> **Objective**
Reproduce the full listing that appears beneath this instruction exactly.

> **Stored data**
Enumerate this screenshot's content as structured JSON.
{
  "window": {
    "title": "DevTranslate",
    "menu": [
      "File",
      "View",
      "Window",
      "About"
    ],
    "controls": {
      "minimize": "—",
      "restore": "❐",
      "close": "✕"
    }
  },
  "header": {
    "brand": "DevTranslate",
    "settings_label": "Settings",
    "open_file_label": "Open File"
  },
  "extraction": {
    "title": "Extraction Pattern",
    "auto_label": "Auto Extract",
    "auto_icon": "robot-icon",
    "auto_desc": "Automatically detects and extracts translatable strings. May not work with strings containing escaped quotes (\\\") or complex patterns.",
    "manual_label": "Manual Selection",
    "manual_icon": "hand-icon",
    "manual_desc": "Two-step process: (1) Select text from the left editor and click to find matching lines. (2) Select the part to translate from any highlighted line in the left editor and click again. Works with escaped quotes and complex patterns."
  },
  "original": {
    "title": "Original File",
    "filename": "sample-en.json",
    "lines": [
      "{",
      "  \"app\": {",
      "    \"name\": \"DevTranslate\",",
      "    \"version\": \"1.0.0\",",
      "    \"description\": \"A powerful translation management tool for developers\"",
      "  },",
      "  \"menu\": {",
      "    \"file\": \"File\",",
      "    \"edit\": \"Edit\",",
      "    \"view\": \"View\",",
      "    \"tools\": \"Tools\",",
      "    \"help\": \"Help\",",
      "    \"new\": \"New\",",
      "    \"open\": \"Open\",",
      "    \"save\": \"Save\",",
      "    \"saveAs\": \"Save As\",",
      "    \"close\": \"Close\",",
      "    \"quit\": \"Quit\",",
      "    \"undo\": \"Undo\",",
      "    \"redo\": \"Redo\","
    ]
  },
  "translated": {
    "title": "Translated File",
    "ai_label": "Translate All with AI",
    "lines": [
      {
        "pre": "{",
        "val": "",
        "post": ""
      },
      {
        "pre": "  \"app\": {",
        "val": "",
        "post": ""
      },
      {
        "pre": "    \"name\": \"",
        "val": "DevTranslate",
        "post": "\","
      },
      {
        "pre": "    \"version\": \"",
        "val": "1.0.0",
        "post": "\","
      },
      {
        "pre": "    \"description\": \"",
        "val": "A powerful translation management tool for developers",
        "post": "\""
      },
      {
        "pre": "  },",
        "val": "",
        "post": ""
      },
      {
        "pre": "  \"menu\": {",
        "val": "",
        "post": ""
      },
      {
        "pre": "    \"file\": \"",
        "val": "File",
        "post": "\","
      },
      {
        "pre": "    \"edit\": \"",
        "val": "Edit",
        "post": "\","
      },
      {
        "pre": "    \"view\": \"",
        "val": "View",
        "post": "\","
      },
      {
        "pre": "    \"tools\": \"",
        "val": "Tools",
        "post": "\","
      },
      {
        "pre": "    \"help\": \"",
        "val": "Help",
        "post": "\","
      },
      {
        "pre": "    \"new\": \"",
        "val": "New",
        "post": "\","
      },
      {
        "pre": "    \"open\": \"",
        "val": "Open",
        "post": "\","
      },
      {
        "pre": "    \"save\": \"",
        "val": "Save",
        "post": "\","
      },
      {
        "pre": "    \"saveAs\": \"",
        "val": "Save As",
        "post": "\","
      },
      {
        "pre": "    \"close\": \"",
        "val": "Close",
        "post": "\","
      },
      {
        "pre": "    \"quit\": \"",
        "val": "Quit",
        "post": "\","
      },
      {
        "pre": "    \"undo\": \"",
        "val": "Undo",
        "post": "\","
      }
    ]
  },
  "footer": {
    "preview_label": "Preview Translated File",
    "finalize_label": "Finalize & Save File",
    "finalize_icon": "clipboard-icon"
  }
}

> **Result below**
Enumerate this screenshot's content as structured JSON.
{
  "window": {
    "title": "DevTranslate",
    "menu": [
      "File",
      "View",
      "Window",
      "About"
    ],
    "controls": {
      "minimize": "—",
      "restore": "❐",
      "close": "✕"
    }
  },
  "header": {
    "brand": "DevTranslate",
    "settings_label": "Settings",
    "open_file_label": "Open File"
  },
  "extraction": {
    "title": "Extraction Pattern",
    "auto_label": "Auto Extract",
    "auto_icon": "robot-icon",
    "auto_desc": "Automatically detects and extracts translatable strings. May not work with strings containing escaped quotes (\\\") or complex patterns.",
    "manual_label": "Manual Selection",
    "manual_icon": "hand-icon",
    "manual_desc": "Two-step process: (1) Select text from the left editor and click to find matching lines. (2) Select the part to translate from any highlighted line in the left editor and click again. Works with escaped quotes and complex patterns."
  },
  "original": {
    "title": "Original File",
    "filename": "sample-en.json",
    "lines": [
      "{",
      "  \"app\": {",
      "    \"name\": \"DevTranslate\",",
      "    \"version\": \"1.0.0\",",
      "    \"description\": \"A powerful translation management tool for developers\"",
      "  },",
      "  \"menu\": {",
      "    \"file\": \"File\",",
      "    \"edit\": \"Edit\",",
      "    \"view\": \"View\",",
      "    \"tools\": \"Tools\",",
      "    \"help\": \"Help\",",
      "    \"new\": \"New\",",
      "    \"open\": \"Open\",",
      "    \"save\": \"Save\",",
      "    \"saveAs\": \"Save As\",",
      "    \"close\": \"Close\",",
      "    \"quit\": \"Quit\",",
      "    \"undo\": \"Undo\",",
      "    \"redo\": \"Redo\","
    ]
  },
  "translated": {
    "title": "Translated File",
    "ai_label": "Translate All with AI",
    "lines": [
      {
        "pre": "{",
        "val": "",
        "post": ""
      },
      {
        "pre": "  \"app\": {",
        "val": "",
        "post": ""
      },
      {
        "pre": "    \"name\": \"",
        "val": "DevTranslate",
        "post": "\","
      },
      {
        "pre": "    \"version\": \"",
        "val": "1.0.0",
        "post": "\","
      },
      {
        "pre": "    \"description\": \"",
        "val": "A powerful translation management tool for developers",
        "post": "\""
      },
      {
        "pre": "  },",
        "val": "",
        "post": ""
      },
      {
        "pre": "  \"menu\": {",
        "val": "",
        "post": ""
      },
      {
        "pre": "    \"file\": \"",
        "val": "File",
        "post": "\","
      },
      {
        "pre": "    \"edit\": \"",
        "val": "Edit",
        "post": "\","
      },
      {
        "pre": "    \"view\": \"",
        "val": "View",
        "post": "\","
      },
      {
        "pre": "    \"tools\": \"",
        "val": "Tools",
        "post": "\","
      },
      {
        "pre": "    \"help\": \"",
        "val": "Help",
        "post": "\","
      },
      {
        "pre": "    \"new\": \"",
        "val": "New",
        "post": "\","
      },
      {
        "pre": "    \"open\": \"",
        "val": "Open",
        "post": "\","
      },
      {
        "pre": "    \"save\": \"",
        "val": "Save",
        "post": "\","
      },
      {
        "pre": "    \"saveAs\": \"",
        "val": "Save As",
        "post": "\","
      },
      {
        "pre": "    \"close\": \"",
        "val": "Close",
        "post": "\","
      },
      {
        "pre": "    \"quit\": \"",
        "val": "Quit",
        "post": "\","
      },
      {
        "pre": "    \"undo\": \"",
        "val": "Undo",
        "post": "\","
      }
    ]
  },
  "footer": {
    "preview_label": "Preview Translated File",
    "finalize_label": "Finalize & Save File",
    "finalize_icon": "clipboard-icon"
  }
}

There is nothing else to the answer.